Entries taken from a collection

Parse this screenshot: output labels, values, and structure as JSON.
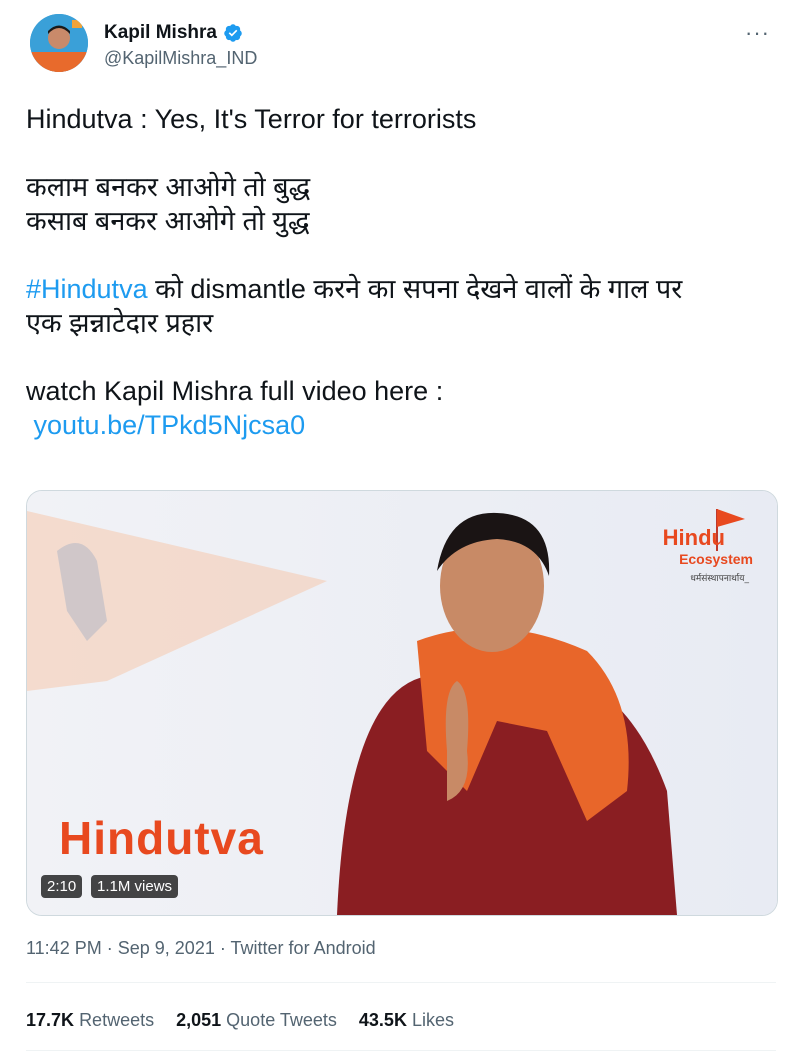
{
  "author": {
    "name": "Kapil Mishra",
    "handle": "@KapilMishra_IND",
    "verified": true
  },
  "tweet": {
    "line1": "Hindutva : Yes, It's Terror for terrorists",
    "line2": "कलाम बनकर आओगे तो बुद्ध",
    "line3": "कसाब बनकर आओगे तो युद्ध",
    "hashtag": "#Hindutva",
    "line4_rest": " को dismantle करने का सपना देखने वालों के गाल पर",
    "line5": "एक झन्नाटेदार प्रहार",
    "line6": "watch Kapil Mishra full video here :",
    "link": "youtu.be/TPkd5Njcsa0"
  },
  "media": {
    "title": "Hindutva",
    "duration": "2:10",
    "views": "1.1M views",
    "logo_line1": "Hindu",
    "logo_line2": "Ecosystem",
    "logo_tagline": "धर्मसंस्थापनार्थाय_"
  },
  "meta": {
    "time": "11:42 PM",
    "date": "Sep 9, 2021",
    "source": "Twitter for Android",
    "dot": "·"
  },
  "stats": {
    "retweets_count": "17.7K",
    "retweets_label": "Retweets",
    "quotes_count": "2,051",
    "quotes_label": "Quote Tweets",
    "likes_count": "43.5K",
    "likes_label": "Likes"
  },
  "more_icon": "···",
  "colors": {
    "link": "#1d9bf0",
    "accent_orange": "#e8491f",
    "muted": "#536471"
  }
}
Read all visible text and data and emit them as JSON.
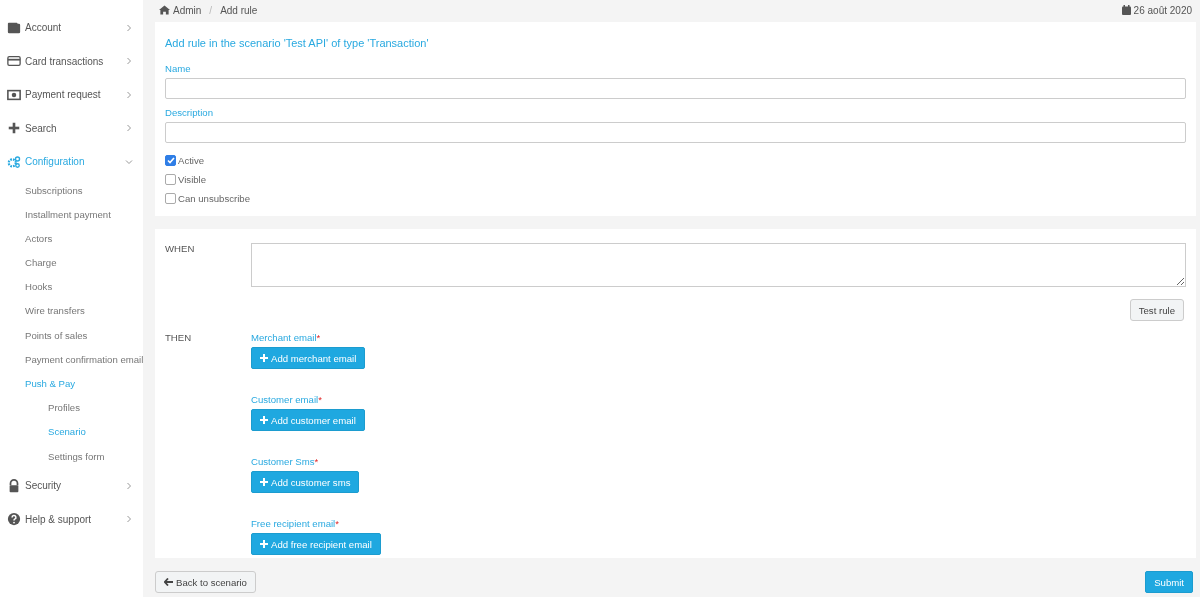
{
  "sidebar": {
    "items": [
      {
        "label": "Account",
        "expanded": false,
        "selected": false
      },
      {
        "label": "Card transactions",
        "expanded": false,
        "selected": false
      },
      {
        "label": "Payment request",
        "expanded": false,
        "selected": false
      },
      {
        "label": "Search",
        "expanded": false,
        "selected": false
      },
      {
        "label": "Configuration",
        "expanded": true,
        "selected": true,
        "children": [
          {
            "label": "Subscriptions",
            "selected": false
          },
          {
            "label": "Installment payment",
            "selected": false
          },
          {
            "label": "Actors",
            "selected": false
          },
          {
            "label": "Charge",
            "selected": false
          },
          {
            "label": "Hooks",
            "selected": false
          },
          {
            "label": "Wire transfers",
            "selected": false
          },
          {
            "label": "Points of sales",
            "selected": false
          },
          {
            "label": "Payment confirmation email",
            "selected": false
          },
          {
            "label": "Push & Pay",
            "selected": true,
            "children": [
              {
                "label": "Profiles",
                "selected": false
              },
              {
                "label": "Scenario",
                "selected": true
              },
              {
                "label": "Settings form",
                "selected": false
              }
            ]
          }
        ]
      },
      {
        "label": "Security",
        "expanded": false,
        "selected": false
      },
      {
        "label": "Help & support",
        "expanded": false,
        "selected": false
      }
    ]
  },
  "breadcrumb": [
    "Admin",
    "Add rule"
  ],
  "breadcrumb_separator": "/",
  "date": "26 août 2020",
  "form": {
    "title": "Add rule in the scenario 'Test API' of type 'Transaction'",
    "fields": [
      {
        "label": "Name"
      },
      {
        "label": "Description"
      }
    ],
    "checkboxes": [
      {
        "label": "Active",
        "checked": true
      },
      {
        "label": "Visible",
        "checked": false
      },
      {
        "label": "Can unsubscribe",
        "checked": false
      }
    ]
  },
  "rule": {
    "when_label": "WHEN",
    "test_button": "Test rule",
    "then_label": "THEN",
    "actions": [
      {
        "label": "Merchant email",
        "required_mark": "*",
        "button": "Add merchant email"
      },
      {
        "label": "Customer email",
        "required_mark": "*",
        "button": "Add customer email"
      },
      {
        "label": "Customer Sms",
        "required_mark": "*",
        "button": "Add customer sms"
      },
      {
        "label": "Free recipient email",
        "required_mark": "*",
        "button": "Add free recipient email"
      }
    ]
  },
  "footer": {
    "back_button": "Back to scenario",
    "submit_button": "Submit"
  }
}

Task to complete
Pick out all lines containing the string "JSON".

Exercise answer
Parse this screenshot: output labels, values, and structure as JSON.
Read all visible text and data and emit them as JSON.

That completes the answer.